[start Data for processing]

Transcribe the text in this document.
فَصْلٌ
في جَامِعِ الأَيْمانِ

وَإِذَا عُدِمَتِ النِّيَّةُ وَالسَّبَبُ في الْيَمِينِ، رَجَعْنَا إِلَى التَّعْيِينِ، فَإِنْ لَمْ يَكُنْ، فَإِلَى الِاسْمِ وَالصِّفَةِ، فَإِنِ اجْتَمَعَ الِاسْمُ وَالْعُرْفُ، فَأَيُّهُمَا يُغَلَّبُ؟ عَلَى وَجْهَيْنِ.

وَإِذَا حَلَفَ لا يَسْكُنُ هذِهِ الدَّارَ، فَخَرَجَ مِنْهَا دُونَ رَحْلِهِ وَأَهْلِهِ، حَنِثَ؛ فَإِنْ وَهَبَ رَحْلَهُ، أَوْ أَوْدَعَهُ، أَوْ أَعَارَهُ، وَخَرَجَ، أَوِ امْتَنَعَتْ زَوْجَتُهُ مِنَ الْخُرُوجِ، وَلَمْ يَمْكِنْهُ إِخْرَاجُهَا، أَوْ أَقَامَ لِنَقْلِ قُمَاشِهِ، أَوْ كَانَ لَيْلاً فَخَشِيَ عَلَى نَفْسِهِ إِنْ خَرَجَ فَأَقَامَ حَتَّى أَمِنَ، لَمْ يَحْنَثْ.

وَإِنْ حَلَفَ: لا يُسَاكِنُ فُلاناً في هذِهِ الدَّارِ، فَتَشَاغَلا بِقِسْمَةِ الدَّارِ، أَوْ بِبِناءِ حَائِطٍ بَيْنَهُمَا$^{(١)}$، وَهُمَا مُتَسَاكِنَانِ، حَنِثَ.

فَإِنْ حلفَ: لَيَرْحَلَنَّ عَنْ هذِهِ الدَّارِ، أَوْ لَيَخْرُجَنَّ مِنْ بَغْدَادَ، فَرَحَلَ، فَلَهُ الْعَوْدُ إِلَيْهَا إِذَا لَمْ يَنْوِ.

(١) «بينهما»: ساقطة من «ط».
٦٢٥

[end Data for processing]

— What you will do —
Quote the data in full, keeping each word unchanged.

— Finished answer —
Transcribe the text in this document.
فَصْلٌ
في جَامِعِ الأَيْمانِ

وَإِذَا عُدِمَتِ النِّيَّةُ وَالسَّبَبُ في الْيَمِينِ، رَجَعْنَا إِلَى التَّعْيِينِ، فَإِنْ لَمْ يَكُنْ، فَإِلَى الِاسْمِ وَالصِّفَةِ، فَإِنِ اجْتَمَعَ الِاسْمُ وَالْعُرْفُ، فَأَيُّهُمَا يُغَلَّبُ؟ عَلَى وَجْهَيْنِ.

وَإِذَا حَلَفَ لا يَسْكُنُ هذِهِ الدَّارَ، فَخَرَجَ مِنْهَا دُونَ رَحْلِهِ وَأَهْلِهِ، حَنِثَ؛ فَإِنْ وَهَبَ رَحْلَهُ، أَوْ أَوْدَعَهُ، أَوْ أَعَارَهُ، وَخَرَجَ، أَوِ امْتَنَعَتْ زَوْجَتُهُ مِنَ الْخُرُوجِ، وَلَمْ يَمْكِنْهُ إِخْرَاجُهَا، أَوْ أَقَامَ لِنَقْلِ قُمَاشِهِ، أَوْ كَانَ لَيْلاً فَخَشِيَ عَلَى نَفْسِهِ إِنْ خَرَجَ فَأَقَامَ حَتَّى أَمِنَ، لَمْ يَحْنَثْ.

وَإِنْ حَلَفَ: لا يُسَاكِنُ فُلاناً في هذِهِ الدَّارِ، فَتَشَاغَلا بِقِسْمَةِ الدَّارِ، أَوْ بِبِناءِ حَائِطٍ بَيْنَهُمَا$^{(١)}$، وَهُمَا مُتَسَاكِنَانِ، حَنِثَ.

فَإِنْ حلفَ: لَيَرْحَلَنَّ عَنْ هذِهِ الدَّارِ، أَوْ لَيَخْرُجَنَّ مِنْ بَغْدَادَ، فَرَحَلَ، فَلَهُ الْعَوْدُ إِلَيْهَا إِذَا لَمْ يَنْوِ.

(١) «بينهما»: ساقطة من «ط».
٦٢٥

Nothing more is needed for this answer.